Quote the records that follow in full and exactly; leave out the pictures.

* BEGIN *

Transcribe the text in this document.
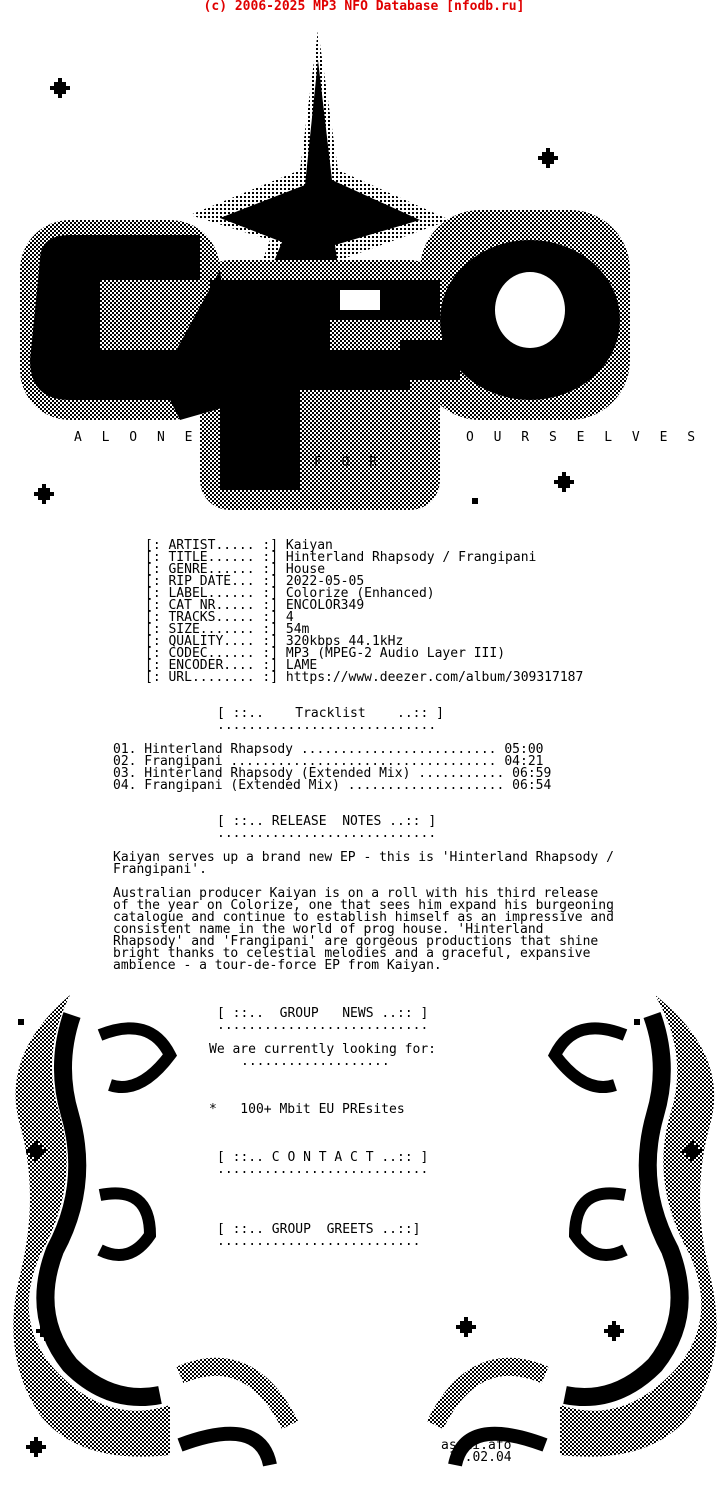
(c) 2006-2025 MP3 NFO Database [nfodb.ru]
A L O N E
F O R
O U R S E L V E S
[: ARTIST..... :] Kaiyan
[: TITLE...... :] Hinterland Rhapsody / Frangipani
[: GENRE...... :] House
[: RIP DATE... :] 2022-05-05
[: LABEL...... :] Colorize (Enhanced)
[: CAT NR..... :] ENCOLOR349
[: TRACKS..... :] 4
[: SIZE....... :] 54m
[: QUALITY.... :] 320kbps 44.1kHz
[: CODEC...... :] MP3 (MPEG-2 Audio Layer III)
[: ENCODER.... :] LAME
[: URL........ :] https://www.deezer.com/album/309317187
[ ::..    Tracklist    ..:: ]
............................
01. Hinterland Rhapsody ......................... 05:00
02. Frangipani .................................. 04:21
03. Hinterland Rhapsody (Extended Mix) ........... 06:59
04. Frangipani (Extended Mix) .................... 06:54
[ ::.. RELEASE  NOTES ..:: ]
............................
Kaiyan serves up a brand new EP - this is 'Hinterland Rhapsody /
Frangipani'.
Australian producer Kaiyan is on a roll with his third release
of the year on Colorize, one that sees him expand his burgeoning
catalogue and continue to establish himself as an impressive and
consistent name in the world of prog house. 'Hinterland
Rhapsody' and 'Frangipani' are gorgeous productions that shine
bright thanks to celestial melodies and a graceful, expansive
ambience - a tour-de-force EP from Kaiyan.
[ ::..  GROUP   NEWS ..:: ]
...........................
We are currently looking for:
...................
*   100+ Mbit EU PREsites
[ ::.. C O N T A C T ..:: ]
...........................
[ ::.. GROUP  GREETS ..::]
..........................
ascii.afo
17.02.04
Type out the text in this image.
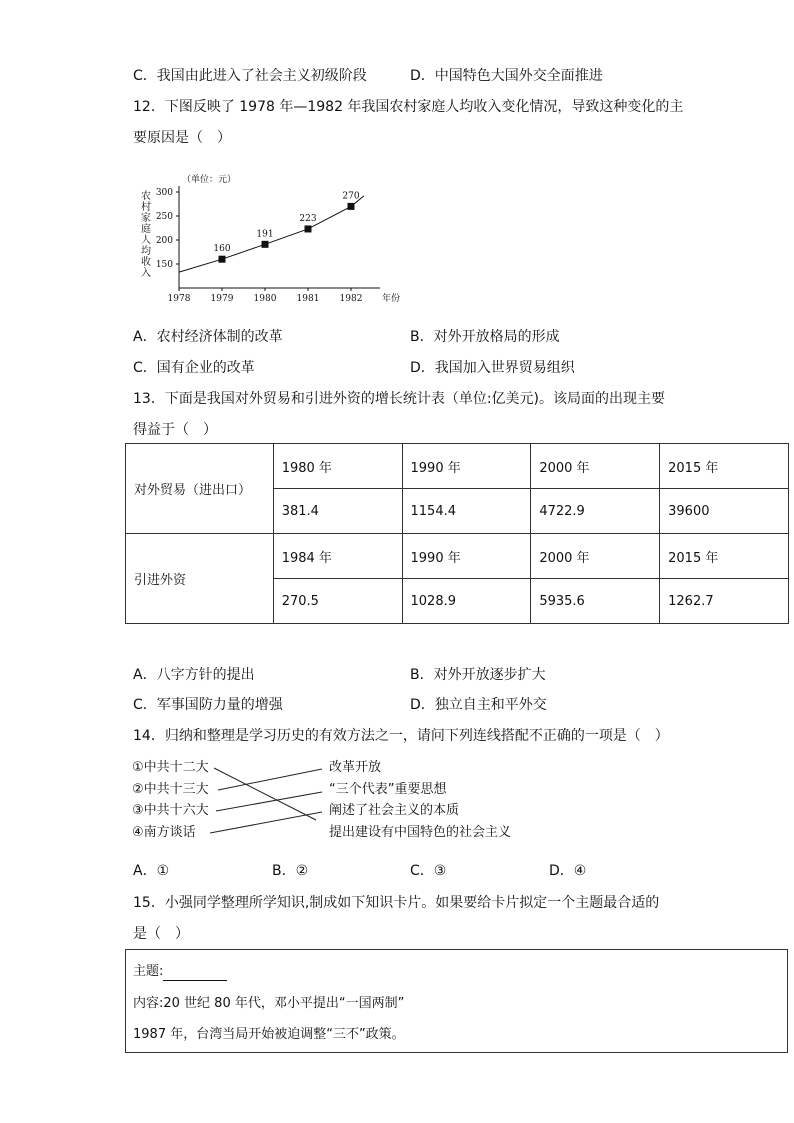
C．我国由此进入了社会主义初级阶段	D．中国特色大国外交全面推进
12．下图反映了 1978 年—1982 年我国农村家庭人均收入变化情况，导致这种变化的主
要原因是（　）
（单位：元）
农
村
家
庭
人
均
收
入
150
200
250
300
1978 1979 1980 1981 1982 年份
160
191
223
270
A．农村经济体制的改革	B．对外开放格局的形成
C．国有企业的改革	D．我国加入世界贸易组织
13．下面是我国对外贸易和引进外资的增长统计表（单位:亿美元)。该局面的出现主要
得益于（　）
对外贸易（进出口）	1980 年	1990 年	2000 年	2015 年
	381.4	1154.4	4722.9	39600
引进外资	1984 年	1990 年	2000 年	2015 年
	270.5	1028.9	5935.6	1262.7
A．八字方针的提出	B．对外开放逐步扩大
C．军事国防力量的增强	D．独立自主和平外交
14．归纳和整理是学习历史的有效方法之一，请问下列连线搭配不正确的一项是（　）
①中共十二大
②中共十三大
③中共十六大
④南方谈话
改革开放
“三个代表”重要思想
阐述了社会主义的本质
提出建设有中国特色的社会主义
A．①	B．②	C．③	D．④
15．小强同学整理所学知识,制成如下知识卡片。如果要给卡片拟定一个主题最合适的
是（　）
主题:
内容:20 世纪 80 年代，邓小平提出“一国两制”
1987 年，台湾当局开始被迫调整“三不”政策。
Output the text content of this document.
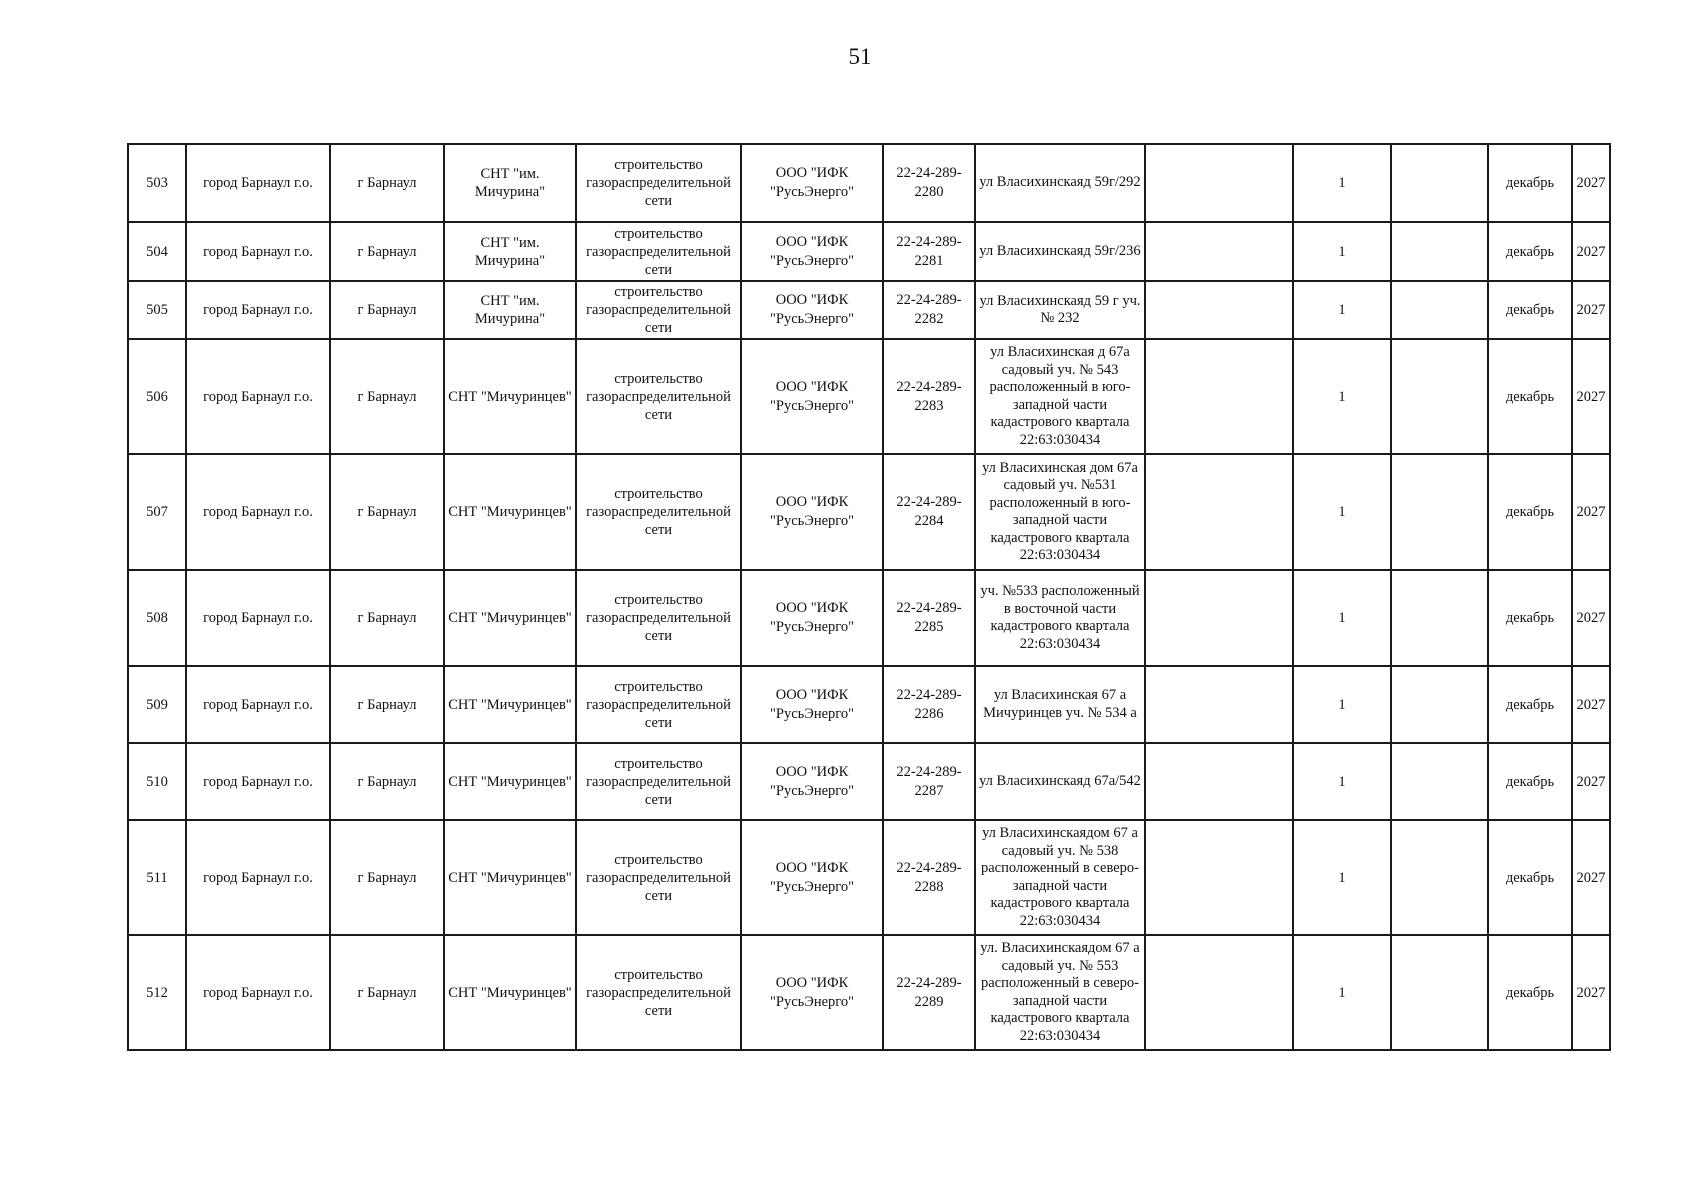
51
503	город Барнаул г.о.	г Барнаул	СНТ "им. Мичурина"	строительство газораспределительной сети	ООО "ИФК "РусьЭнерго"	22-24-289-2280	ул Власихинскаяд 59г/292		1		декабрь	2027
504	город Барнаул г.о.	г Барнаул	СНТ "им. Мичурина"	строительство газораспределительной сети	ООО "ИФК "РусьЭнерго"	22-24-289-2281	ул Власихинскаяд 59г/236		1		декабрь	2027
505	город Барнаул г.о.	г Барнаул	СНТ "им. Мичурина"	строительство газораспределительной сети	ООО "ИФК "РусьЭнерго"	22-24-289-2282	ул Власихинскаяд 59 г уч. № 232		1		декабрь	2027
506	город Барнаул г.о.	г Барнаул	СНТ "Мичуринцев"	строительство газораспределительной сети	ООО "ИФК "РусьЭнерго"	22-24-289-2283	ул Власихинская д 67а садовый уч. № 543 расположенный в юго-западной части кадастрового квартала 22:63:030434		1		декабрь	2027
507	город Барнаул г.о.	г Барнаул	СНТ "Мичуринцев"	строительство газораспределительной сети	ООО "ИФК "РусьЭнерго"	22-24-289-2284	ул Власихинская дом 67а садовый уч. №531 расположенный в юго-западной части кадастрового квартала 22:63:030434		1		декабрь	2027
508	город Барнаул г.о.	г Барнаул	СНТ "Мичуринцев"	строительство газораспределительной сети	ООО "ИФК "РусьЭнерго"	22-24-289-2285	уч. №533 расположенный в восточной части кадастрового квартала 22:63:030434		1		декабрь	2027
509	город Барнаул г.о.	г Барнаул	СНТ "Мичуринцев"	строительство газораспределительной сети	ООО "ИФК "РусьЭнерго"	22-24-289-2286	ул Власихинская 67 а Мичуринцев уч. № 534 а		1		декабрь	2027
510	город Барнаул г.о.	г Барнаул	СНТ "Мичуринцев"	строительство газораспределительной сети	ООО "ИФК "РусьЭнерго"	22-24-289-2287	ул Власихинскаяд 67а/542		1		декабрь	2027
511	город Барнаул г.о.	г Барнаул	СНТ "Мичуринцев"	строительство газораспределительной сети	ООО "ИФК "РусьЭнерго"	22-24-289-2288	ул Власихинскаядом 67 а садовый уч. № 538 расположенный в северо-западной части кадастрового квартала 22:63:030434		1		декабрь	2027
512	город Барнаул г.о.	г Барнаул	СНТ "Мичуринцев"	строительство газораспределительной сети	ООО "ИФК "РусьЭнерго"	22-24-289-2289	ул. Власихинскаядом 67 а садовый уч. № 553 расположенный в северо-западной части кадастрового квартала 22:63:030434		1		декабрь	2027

* END *

=== Written answer ===
Transcribe the text in this document.
(c) 2006-2025 MP3 NFO Database [nfodb.ru]
A L O N E
F O R
O U R S E L V E S
[: ARTIST..... :] Kaiyan
[: TITLE...... :] Hinterland Rhapsody / Frangipani
[: GENRE...... :] House
[: RIP DATE... :] 2022-05-05
[: LABEL...... :] Colorize (Enhanced)
[: CAT NR..... :] ENCOLOR349
[: TRACKS..... :] 4
[: SIZE....... :] 54m
[: QUALITY.... :] 320kbps 44.1kHz
[: CODEC...... :] MP3 (MPEG-2 Audio Layer III)
[: ENCODER.... :] LAME
[: URL........ :] https://www.deezer.com/album/309317187
[ ::..    Tracklist    ..:: ]
............................
01. Hinterland Rhapsody ......................... 05:00
02. Frangipani .................................. 04:21
03. Hinterland Rhapsody (Extended Mix) ........... 06:59
04. Frangipani (Extended Mix) .................... 06:54
[ ::.. RELEASE  NOTES ..:: ]
............................
Kaiyan serves up a brand new EP - this is 'Hinterland Rhapsody /
Frangipani'.
Australian producer Kaiyan is on a roll with his third release
of the year on Colorize, one that sees him expand his burgeoning
catalogue and continue to establish himself as an impressive and
consistent name in the world of prog house. 'Hinterland
Rhapsody' and 'Frangipani' are gorgeous productions that shine
bright thanks to celestial melodies and a graceful, expansive
ambience - a tour-de-force EP from Kaiyan.
[ ::..  GROUP   NEWS ..:: ]
...........................
We are currently looking for:
...................
*   100+ Mbit EU PREsites
[ ::.. C O N T A C T ..:: ]
...........................
[ ::.. GROUP  GREETS ..::]
..........................
ascii.afo
17.02.04
Type out the text in this image.
C．我国由此进入了社会主义初级阶段	D．中国特色大国外交全面推进
12．下图反映了 1978 年—1982 年我国农村家庭人均收入变化情况，导致这种变化的主
要原因是（　）
（单位：元）
农
村
家
庭
人
均
收
入
150
200
250
300
1978 1979 1980 1981 1982 年份
160
191
223
270
A．农村经济体制的改革	B．对外开放格局的形成
C．国有企业的改革	D．我国加入世界贸易组织
13．下面是我国对外贸易和引进外资的增长统计表（单位:亿美元)。该局面的出现主要
得益于（　）
对外贸易（进出口）	1980 年	1990 年	2000 年	2015 年
	381.4	1154.4	4722.9	39600
引进外资	1984 年	1990 年	2000 年	2015 年
	270.5	1028.9	5935.6	1262.7
A．八字方针的提出	B．对外开放逐步扩大
C．军事国防力量的增强	D．独立自主和平外交
14．归纳和整理是学习历史的有效方法之一，请问下列连线搭配不正确的一项是（　）
①中共十二大
②中共十三大
③中共十六大
④南方谈话
改革开放
“三个代表”重要思想
阐述了社会主义的本质
提出建设有中国特色的社会主义
A．①	B．②	C．③	D．④
15．小强同学整理所学知识,制成如下知识卡片。如果要给卡片拟定一个主题最合适的
是（　）
主题:
内容:20 世纪 80 年代，邓小平提出“一国两制”
1987 年，台湾当局开始被迫调整“三不”政策。
Output the text content of this document.
51
503	город Барнаул г.о.	г Барнаул	СНТ "им. Мичурина"	строительство газораспределительной сети	ООО "ИФК "РусьЭнерго"	22-24-289-2280	ул Власихинскаяд 59г/292		1		декабрь	2027
504	город Барнаул г.о.	г Барнаул	СНТ "им. Мичурина"	строительство газораспределительной сети	ООО "ИФК "РусьЭнерго"	22-24-289-2281	ул Власихинскаяд 59г/236		1		декабрь	2027
505	город Барнаул г.о.	г Барнаул	СНТ "им. Мичурина"	строительство газораспределительной сети	ООО "ИФК "РусьЭнерго"	22-24-289-2282	ул Власихинскаяд 59 г уч. № 232		1		декабрь	2027
506	город Барнаул г.о.	г Барнаул	СНТ "Мичуринцев"	строительство газораспределительной сети	ООО "ИФК "РусьЭнерго"	22-24-289-2283	ул Власихинская д 67а садовый уч. № 543 расположенный в юго-западной части кадастрового квартала 22:63:030434		1		декабрь	2027
507	город Барнаул г.о.	г Барнаул	СНТ "Мичуринцев"	строительство газораспределительной сети	ООО "ИФК "РусьЭнерго"	22-24-289-2284	ул Власихинская дом 67а садовый уч. №531 расположенный в юго-западной части кадастрового квартала 22:63:030434		1		декабрь	2027
508	город Барнаул г.о.	г Барнаул	СНТ "Мичуринцев"	строительство газораспределительной сети	ООО "ИФК "РусьЭнерго"	22-24-289-2285	уч. №533 расположенный в восточной части кадастрового квартала 22:63:030434		1		декабрь	2027
509	город Барнаул г.о.	г Барнаул	СНТ "Мичуринцев"	строительство газораспределительной сети	ООО "ИФК "РусьЭнерго"	22-24-289-2286	ул Власихинская 67 а Мичуринцев уч. № 534 а		1		декабрь	2027
510	город Барнаул г.о.	г Барнаул	СНТ "Мичуринцев"	строительство газораспределительной сети	ООО "ИФК "РусьЭнерго"	22-24-289-2287	ул Власихинскаяд 67а/542		1		декабрь	2027
511	город Барнаул г.о.	г Барнаул	СНТ "Мичуринцев"	строительство газораспределительной сети	ООО "ИФК "РусьЭнерго"	22-24-289-2288	ул Власихинскаядом 67 а садовый уч. № 538 расположенный в северо-западной части кадастрового квартала 22:63:030434		1		декабрь	2027
512	город Барнаул г.о.	г Барнаул	СНТ "Мичуринцев"	строительство газораспределительной сети	ООО "ИФК "РусьЭнерго"	22-24-289-2289	ул. Власихинскаядом 67 а садовый уч. № 553 расположенный в северо-западной части кадастрового квартала 22:63:030434		1		декабрь	2027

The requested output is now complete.